— Start Stored records —

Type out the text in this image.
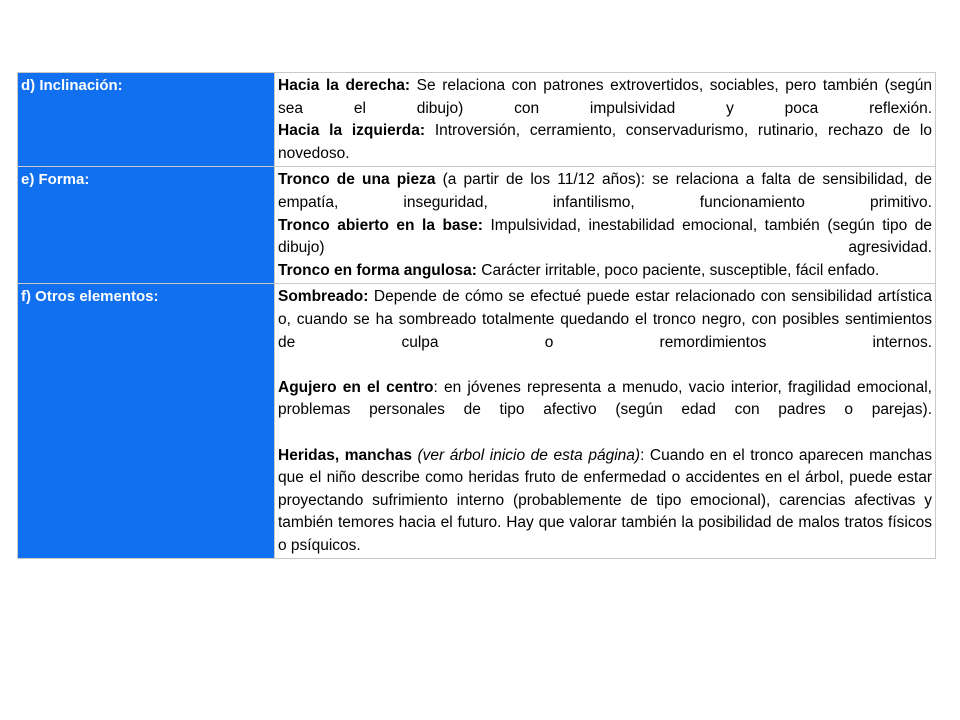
d) Inclinación:	Hacia la derecha: Se relaciona con patrones extrovertidos, sociables, pero también (según sea el dibujo) con impulsividad y poca reflexión.

Hacia la izquierda: Introversión, cerramiento, conservadurismo, rutinario, rechazo de lo novedoso.

e) Forma:	Tronco de una pieza (a partir de los 11/12 años): se relaciona a falta de sensibilidad, de empatía, inseguridad, infantilismo, funcionamiento primitivo.

Tronco abierto en la base: Impulsividad, inestabilidad emocional, también (según tipo de dibujo) agresividad.

Tronco en forma angulosa: Carácter irritable, poco paciente, susceptible, fácil enfado.

f) Otros elementos:	Sombreado: Depende de cómo se efectué puede estar relacionado con sensibilidad artística o, cuando se ha sombreado totalmente quedando el tronco negro, con posibles sentimientos de culpa o remordimientos internos.

Agujero en el centro: en jóvenes representa a menudo, vacio interior, fragilidad emocional, problemas personales de tipo afectivo (según edad con padres o parejas).

Heridas, manchas (ver árbol inicio de esta página): Cuando en el tronco aparecen manchas que el niño describe como heridas fruto de enfermedad o accidentes en el árbol, puede estar proyectando sufrimiento interno (probablemente de tipo emocional), carencias afectivas y también temores hacia el futuro. Hay que valorar también la posibilidad de malos tratos físicos o psíquicos.
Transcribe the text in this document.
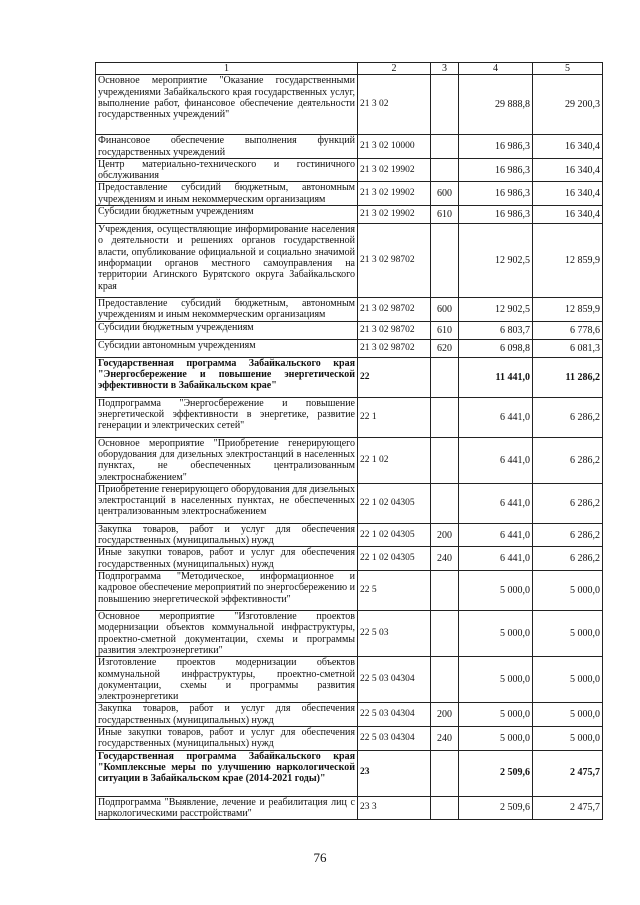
1	2	3	4	5
Основное мероприятие "Оказание государственными учреждениями Забайкальского края государственных услуг, выполнение работ, финансовое обеспечение деятельности государственных учреждений"	21 3 02		29 888,8	29 200,3
Финансовое обеспечение выполнения функций государственных учреждений	21 3 02 10000		16 986,3	16 340,4
Центр материально-технического и гостиничного обслуживания	21 3 02 19902		16 986,3	16 340,4
Предоставление субсидий бюджетным, автономным учреждениям и иным некоммерческим организациям	21 3 02 19902	600	16 986,3	16 340,4
Субсидии бюджетным учреждениям	21 3 02 19902	610	16 986,3	16 340,4
Учреждения, осуществляющие информирование населения о деятельности и решениях органов государственной власти, опубликование официальной и социально значимой информации органов местного самоуправления на территории Агинского Бурятского округа Забайкальского края	21 3 02 98702		12 902,5	12 859,9
Предоставление субсидий бюджетным, автономным учреждениям и иным некоммерческим организациям	21 3 02 98702	600	12 902,5	12 859,9
Субсидии бюджетным учреждениям	21 3 02 98702	610	6 803,7	6 778,6
Субсидии автономным учреждениям	21 3 02 98702	620	6 098,8	6 081,3
Государственная программа Забайкальского края "Энергосбережение и повышение энергетической эффективности в Забайкальском крае"	22		11 441,0	11 286,2
Подпрограмма "Энергосбережение и повышение энергетической эффективности в энергетике, развитие генерации и электрических сетей"	22 1		6 441,0	6 286,2
Основное мероприятие "Приобретение генерирующего оборудования для дизельных электростанций в населенных пунктах, не обеспеченных централизованным электроснабжением"	22 1 02		6 441,0	6 286,2
Приобретение генерирующего оборудования для дизельных электростанций в населенных пунктах, не обеспеченных централизованным электроснабжением	22 1 02 04305		6 441,0	6 286,2
Закупка товаров, работ и услуг для обеспечения государственных (муниципальных) нужд	22 1 02 04305	200	6 441,0	6 286,2
Иные закупки товаров, работ и услуг для обеспечения государственных (муниципальных) нужд	22 1 02 04305	240	6 441,0	6 286,2
Подпрограмма "Методическое, информационное и кадровое обеспечение мероприятий по энергосбережению и повышению энергетической эффективности"	22 5		5 000,0	5 000,0
Основное мероприятие "Изготовление проектов модернизации объектов коммунальной инфраструктуры, проектно-сметной документации, схемы и программы развития электроэнергетики"	22 5 03		5 000,0	5 000,0
Изготовление проектов модернизации объектов коммунальной инфраструктуры, проектно-сметной документации, схемы и программы развития электроэнергетики	22 5 03 04304		5 000,0	5 000,0
Закупка товаров, работ и услуг для обеспечения государственных (муниципальных) нужд	22 5 03 04304	200	5 000,0	5 000,0
Иные закупки товаров, работ и услуг для обеспечения государственных (муниципальных) нужд	22 5 03 04304	240	5 000,0	5 000,0
Государственная программа Забайкальского края "Комплексные меры по улучшению наркологической ситуации в Забайкальском крае (2014-2021 годы)"	23		2 509,6	2 475,7
Подпрограмма "Выявление, лечение и реабилитация лиц с наркологическими расстройствами"	23 3		2 509,6	2 475,7
76
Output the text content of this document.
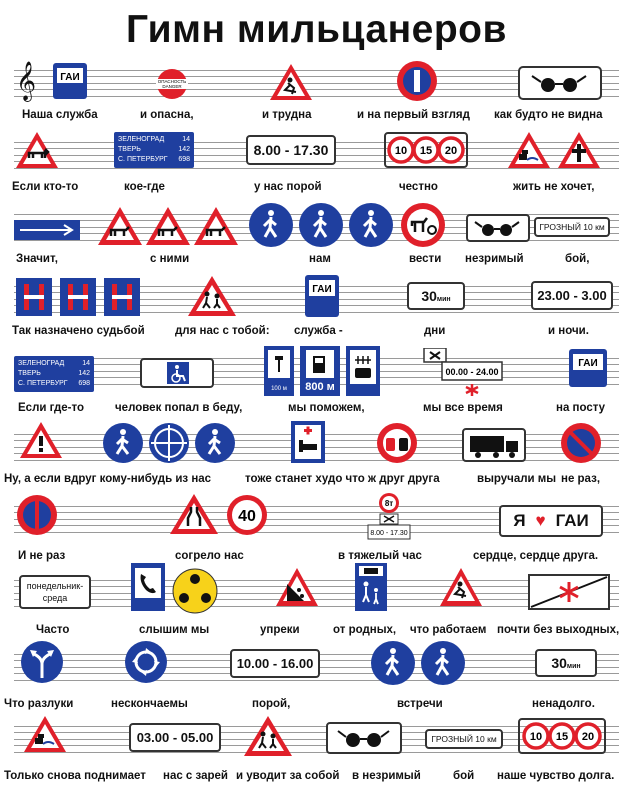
Гимн мильцанеров
𝄞 ГАИ	ОПАСНОСТЬ
DANGER
Наша служба	и опасна,	и трудна	и на первый взгляд как будто не видна
ЗЕЛЕНОГРАД	14
ТВЕРЬ	142
С. ПЕТЕРБУРГ 698
8.00 - 17.30	10 15 20
Если кто-то	кое-где	у нас порой	честно	жить не хочет,
ГРОЗНЫЙ 10 км
Значит,	с ними	нам	вести незримый	бой,
ГАИ	30мин	23.00 - 3.00
Так назначено судьбой	для нас с тобой: служба -	дни	и ночи.
ЗЕЛЕНОГРАД	14
ТВЕРЬ	142
С. ПЕТЕРБУРГ 698
100 м 800 м
00.00 - 24.00
ГАИ
Если где-то	человек попал в беду,	мы поможем,	мы все время	на посту
Ну, а если вдруг кому-нибудь из нас	тоже станет худо что ж друг друга	выручали мы не раз,
40
8т
8.00 - 17.30
Я ♥ ГАИ
И не раз	согрело нас	в тяжелый час	сердце, сердце друга.
понедельник-
среда
Часто	слышим мы	упреки	от родных, что работаем почти без выходных,
10.00 - 16.00	30мин
Что разлуки	нескончаемы	порой,	встречи	ненадолго.
03.00 - 05.00	ГРОЗНЫЙ 10 км	10 15 20
Только снова поднимает нас с зарей и уводит за собой в незримый	бой наше чувство долга.
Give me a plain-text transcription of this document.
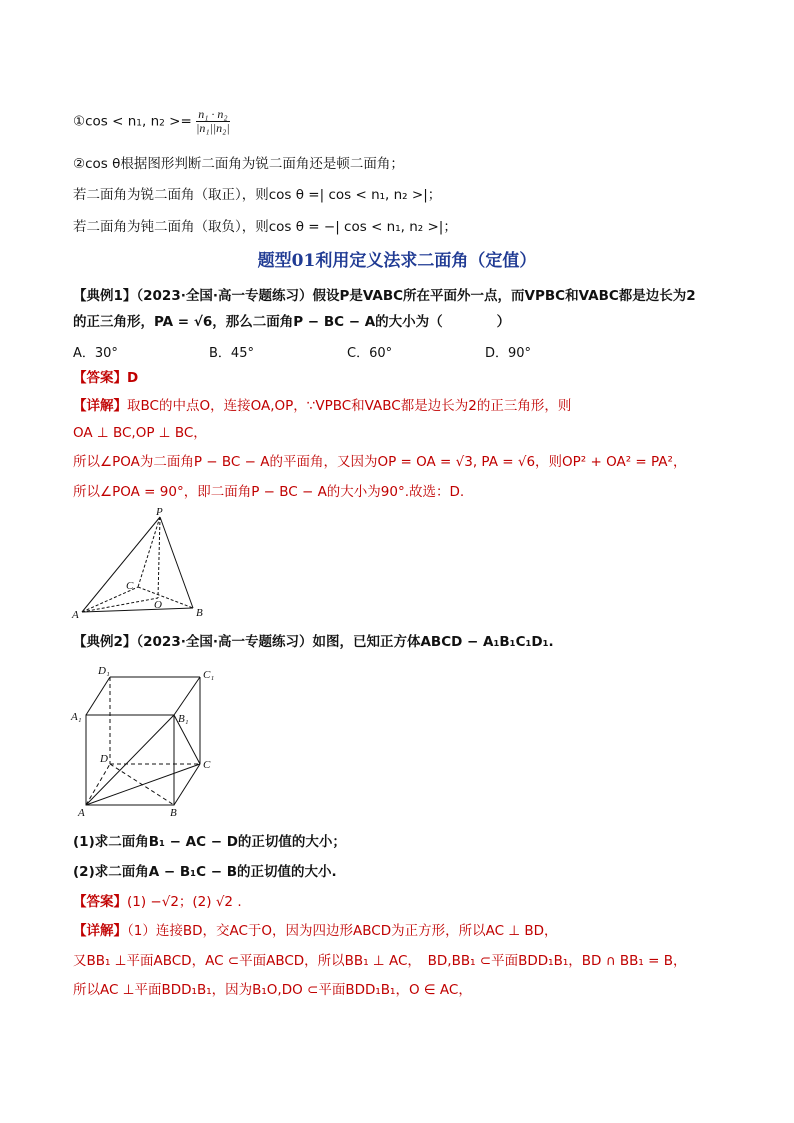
①cos < n1, $n2 >= \frac{\text{n₁ · n₂}}{\text{|n₁||n₂|}}$
②cos θ根据图形判断二面角为锐二面角还是顿二面角；
若二面角为锐二面角（取正），则cos θ =| cos < n₁, n₂ >|；
若二面角为钝二面角（取负），则cos θ = −| cos < n₁, n₂ >|；
题型01利用定义法求二面角（定值）
【典例1】（2023·全国·高一专题练习）假设P是VABC所在平面外一点，而VPBC和VABC都是边长为2
的正三角形，PA = √6，那么二面角P − BC − A的大小为（　　　　）
A．30°	B．45°	C．60°	D．90°
【答案】D
【详解】取BC的中点O，连接OA,OP，∵VPBC和VABC都是边长为2的正三角形，则
OA ⊥ BC,OP ⊥ BC，
所以∠POA为二面角P − BC − A的平面角，又因为OP = OA = √3, PA = √6，则OP² + OA² = PA²，
所以∠POA = 90°，即二面角P − BC − A的大小为90°.故选：D.
P
A	B
C
O
【典例2】（2023·全国·高一专题练习）如图，已知正方体ABCD − A₁B₁C₁D₁.
D₁	C₁
A₁	B₁
D	C
A	B
(1)求二面角B₁ − AC − D的正切值的大小；
(2)求二面角A − B₁C − B的正切值的大小.
【答案】(1) −√2；(2) √2 .
【详解】（1）连接BD，交AC于O，因为四边形ABCD为正方形，所以AC ⊥ BD，
又BB₁ ⊥平面ABCD，AC ⊂平面ABCD，所以BB₁ ⊥ AC，　BD,BB₁ ⊂平面BDD₁B₁，BD ∩ BB₁ = B，
所以AC ⊥平面BDD₁B₁，因为B₁O,DO ⊂平面BDD₁B₁，O ∈ AC，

— End Stored records —

Goal: Collect every line above that contains the word "проектов".

Result of this exercise:
Основное мероприятие "Изготовление проектов модернизации объектов коммунальной инфраструктуры, проектно-сметной документации, схемы и программы развития электроэнергетики"	22 5 03		5 000,0	5 000,0
Изготовление проектов модернизации объектов коммунальной инфраструктуры, проектно-сметной документации, схемы и программы развития электроэнергетики	22 5 03 04304		5 000,0	5 000,0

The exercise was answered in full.